Task objective – Extract the full set of records that follows, word for word.

Stored data –
——————————

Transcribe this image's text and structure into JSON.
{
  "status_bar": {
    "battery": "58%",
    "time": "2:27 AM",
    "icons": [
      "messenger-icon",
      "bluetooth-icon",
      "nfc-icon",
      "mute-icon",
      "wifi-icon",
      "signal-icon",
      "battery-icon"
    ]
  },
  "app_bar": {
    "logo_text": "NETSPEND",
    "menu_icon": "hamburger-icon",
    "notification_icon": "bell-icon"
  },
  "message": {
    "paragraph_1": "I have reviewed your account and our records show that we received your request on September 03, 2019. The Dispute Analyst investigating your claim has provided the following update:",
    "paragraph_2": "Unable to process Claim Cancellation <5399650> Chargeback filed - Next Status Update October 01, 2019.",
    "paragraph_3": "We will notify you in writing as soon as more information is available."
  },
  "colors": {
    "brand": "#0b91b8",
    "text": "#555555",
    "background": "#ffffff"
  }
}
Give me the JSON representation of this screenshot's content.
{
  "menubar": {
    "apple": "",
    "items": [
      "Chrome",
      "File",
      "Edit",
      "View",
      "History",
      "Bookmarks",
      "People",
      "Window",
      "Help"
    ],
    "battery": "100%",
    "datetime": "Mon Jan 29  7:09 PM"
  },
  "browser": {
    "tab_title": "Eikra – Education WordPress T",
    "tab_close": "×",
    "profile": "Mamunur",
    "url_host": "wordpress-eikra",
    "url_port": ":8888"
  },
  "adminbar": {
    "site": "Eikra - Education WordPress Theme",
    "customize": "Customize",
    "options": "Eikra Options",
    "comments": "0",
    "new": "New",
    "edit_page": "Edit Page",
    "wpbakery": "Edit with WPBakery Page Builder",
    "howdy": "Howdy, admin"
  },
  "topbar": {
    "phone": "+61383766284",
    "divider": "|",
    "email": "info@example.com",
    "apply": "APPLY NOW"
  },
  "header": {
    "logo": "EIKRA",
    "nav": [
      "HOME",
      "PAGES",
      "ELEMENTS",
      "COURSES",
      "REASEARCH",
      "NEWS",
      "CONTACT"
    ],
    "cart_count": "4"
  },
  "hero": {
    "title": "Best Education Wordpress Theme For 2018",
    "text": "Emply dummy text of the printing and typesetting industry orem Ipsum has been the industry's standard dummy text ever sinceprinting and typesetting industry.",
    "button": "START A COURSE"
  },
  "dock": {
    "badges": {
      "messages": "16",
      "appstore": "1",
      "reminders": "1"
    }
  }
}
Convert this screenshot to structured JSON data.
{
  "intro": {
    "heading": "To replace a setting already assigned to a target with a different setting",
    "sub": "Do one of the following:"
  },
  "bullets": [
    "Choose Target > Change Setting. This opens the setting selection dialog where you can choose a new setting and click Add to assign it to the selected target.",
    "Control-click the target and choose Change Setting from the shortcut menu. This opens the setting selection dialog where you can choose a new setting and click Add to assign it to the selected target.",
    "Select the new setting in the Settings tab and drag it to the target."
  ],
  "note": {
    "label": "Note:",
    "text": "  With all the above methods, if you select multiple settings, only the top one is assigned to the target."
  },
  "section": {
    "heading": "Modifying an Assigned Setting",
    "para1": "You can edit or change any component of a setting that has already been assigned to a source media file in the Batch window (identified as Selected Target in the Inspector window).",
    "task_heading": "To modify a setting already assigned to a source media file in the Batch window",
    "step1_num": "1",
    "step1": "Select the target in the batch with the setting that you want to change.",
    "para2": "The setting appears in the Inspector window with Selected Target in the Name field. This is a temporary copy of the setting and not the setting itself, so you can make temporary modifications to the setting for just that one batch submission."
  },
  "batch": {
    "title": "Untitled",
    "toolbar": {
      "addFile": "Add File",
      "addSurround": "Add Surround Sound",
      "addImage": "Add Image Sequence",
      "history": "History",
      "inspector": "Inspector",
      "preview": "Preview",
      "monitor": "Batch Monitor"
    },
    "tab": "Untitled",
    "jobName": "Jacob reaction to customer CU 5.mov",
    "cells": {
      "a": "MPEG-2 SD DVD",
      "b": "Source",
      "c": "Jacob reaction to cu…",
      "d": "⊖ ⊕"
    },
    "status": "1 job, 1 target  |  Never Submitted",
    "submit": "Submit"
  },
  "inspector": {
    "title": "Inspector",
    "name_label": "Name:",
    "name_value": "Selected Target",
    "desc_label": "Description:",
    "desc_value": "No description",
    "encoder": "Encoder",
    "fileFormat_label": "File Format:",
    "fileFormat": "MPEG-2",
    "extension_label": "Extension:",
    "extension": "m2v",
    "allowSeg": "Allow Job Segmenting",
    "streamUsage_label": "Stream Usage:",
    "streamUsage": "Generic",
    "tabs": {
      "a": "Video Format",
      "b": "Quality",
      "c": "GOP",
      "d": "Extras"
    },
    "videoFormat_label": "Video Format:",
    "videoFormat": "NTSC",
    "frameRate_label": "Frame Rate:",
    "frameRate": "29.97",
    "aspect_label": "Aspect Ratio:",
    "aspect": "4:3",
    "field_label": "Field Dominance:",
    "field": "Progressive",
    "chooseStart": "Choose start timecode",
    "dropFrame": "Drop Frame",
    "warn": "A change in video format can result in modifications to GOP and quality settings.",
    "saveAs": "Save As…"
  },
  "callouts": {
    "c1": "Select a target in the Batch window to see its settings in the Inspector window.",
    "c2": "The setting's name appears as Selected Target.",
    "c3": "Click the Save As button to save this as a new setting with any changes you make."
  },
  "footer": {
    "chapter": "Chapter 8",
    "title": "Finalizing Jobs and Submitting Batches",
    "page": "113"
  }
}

——————————

Written response –
Transcribe this image's text and structure into JSON.
{
  "status_bar": {
    "battery": "58%",
    "time": "2:27 AM",
    "icons": [
      "messenger-icon",
      "bluetooth-icon",
      "nfc-icon",
      "mute-icon",
      "wifi-icon",
      "signal-icon",
      "battery-icon"
    ]
  },
  "app_bar": {
    "logo_text": "NETSPEND",
    "menu_icon": "hamburger-icon",
    "notification_icon": "bell-icon"
  },
  "message": {
    "paragraph_1": "I have reviewed your account and our records show that we received your request on September 03, 2019. The Dispute Analyst investigating your claim has provided the following update:",
    "paragraph_2": "Unable to process Claim Cancellation <5399650> Chargeback filed - Next Status Update October 01, 2019.",
    "paragraph_3": "We will notify you in writing as soon as more information is available."
  },
  "colors": {
    "brand": "#0b91b8",
    "text": "#555555",
    "background": "#ffffff"
  }
}
Give me the JSON representation of this screenshot's content.
{
  "menubar": {
    "apple": "",
    "items": [
      "Chrome",
      "File",
      "Edit",
      "View",
      "History",
      "Bookmarks",
      "People",
      "Window",
      "Help"
    ],
    "battery": "100%",
    "datetime": "Mon Jan 29  7:09 PM"
  },
  "browser": {
    "tab_title": "Eikra – Education WordPress T",
    "tab_close": "×",
    "profile": "Mamunur",
    "url_host": "wordpress-eikra",
    "url_port": ":8888"
  },
  "adminbar": {
    "site": "Eikra - Education WordPress Theme",
    "customize": "Customize",
    "options": "Eikra Options",
    "comments": "0",
    "new": "New",
    "edit_page": "Edit Page",
    "wpbakery": "Edit with WPBakery Page Builder",
    "howdy": "Howdy, admin"
  },
  "topbar": {
    "phone": "+61383766284",
    "divider": "|",
    "email": "info@example.com",
    "apply": "APPLY NOW"
  },
  "header": {
    "logo": "EIKRA",
    "nav": [
      "HOME",
      "PAGES",
      "ELEMENTS",
      "COURSES",
      "REASEARCH",
      "NEWS",
      "CONTACT"
    ],
    "cart_count": "4"
  },
  "hero": {
    "title": "Best Education Wordpress Theme For 2018",
    "text": "Emply dummy text of the printing and typesetting industry orem Ipsum has been the industry's standard dummy text ever sinceprinting and typesetting industry.",
    "button": "START A COURSE"
  },
  "dock": {
    "badges": {
      "messages": "16",
      "appstore": "1",
      "reminders": "1"
    }
  }
}
Convert this screenshot to structured JSON data.
{
  "intro": {
    "heading": "To replace a setting already assigned to a target with a different setting",
    "sub": "Do one of the following:"
  },
  "bullets": [
    "Choose Target > Change Setting. This opens the setting selection dialog where you can choose a new setting and click Add to assign it to the selected target.",
    "Control-click the target and choose Change Setting from the shortcut menu. This opens the setting selection dialog where you can choose a new setting and click Add to assign it to the selected target.",
    "Select the new setting in the Settings tab and drag it to the target."
  ],
  "note": {
    "label": "Note:",
    "text": "  With all the above methods, if you select multiple settings, only the top one is assigned to the target."
  },
  "section": {
    "heading": "Modifying an Assigned Setting",
    "para1": "You can edit or change any component of a setting that has already been assigned to a source media file in the Batch window (identified as Selected Target in the Inspector window).",
    "task_heading": "To modify a setting already assigned to a source media file in the Batch window",
    "step1_num": "1",
    "step1": "Select the target in the batch with the setting that you want to change.",
    "para2": "The setting appears in the Inspector window with Selected Target in the Name field. This is a temporary copy of the setting and not the setting itself, so you can make temporary modifications to the setting for just that one batch submission."
  },
  "batch": {
    "title": "Untitled",
    "toolbar": {
      "addFile": "Add File",
      "addSurround": "Add Surround Sound",
      "addImage": "Add Image Sequence",
      "history": "History",
      "inspector": "Inspector",
      "preview": "Preview",
      "monitor": "Batch Monitor"
    },
    "tab": "Untitled",
    "jobName": "Jacob reaction to customer CU 5.mov",
    "cells": {
      "a": "MPEG-2 SD DVD",
      "b": "Source",
      "c": "Jacob reaction to cu…",
      "d": "⊖ ⊕"
    },
    "status": "1 job, 1 target  |  Never Submitted",
    "submit": "Submit"
  },
  "inspector": {
    "title": "Inspector",
    "name_label": "Name:",
    "name_value": "Selected Target",
    "desc_label": "Description:",
    "desc_value": "No description",
    "encoder": "Encoder",
    "fileFormat_label": "File Format:",
    "fileFormat": "MPEG-2",
    "extension_label": "Extension:",
    "extension": "m2v",
    "allowSeg": "Allow Job Segmenting",
    "streamUsage_label": "Stream Usage:",
    "streamUsage": "Generic",
    "tabs": {
      "a": "Video Format",
      "b": "Quality",
      "c": "GOP",
      "d": "Extras"
    },
    "videoFormat_label": "Video Format:",
    "videoFormat": "NTSC",
    "frameRate_label": "Frame Rate:",
    "frameRate": "29.97",
    "aspect_label": "Aspect Ratio:",
    "aspect": "4:3",
    "field_label": "Field Dominance:",
    "field": "Progressive",
    "chooseStart": "Choose start timecode",
    "dropFrame": "Drop Frame",
    "warn": "A change in video format can result in modifications to GOP and quality settings.",
    "saveAs": "Save As…"
  },
  "callouts": {
    "c1": "Select a target in the Batch window to see its settings in the Inspector window.",
    "c2": "The setting's name appears as Selected Target.",
    "c3": "Click the Save As button to save this as a new setting with any changes you make."
  },
  "footer": {
    "chapter": "Chapter 8",
    "title": "Finalizing Jobs and Submitting Batches",
    "page": "113"
  }
}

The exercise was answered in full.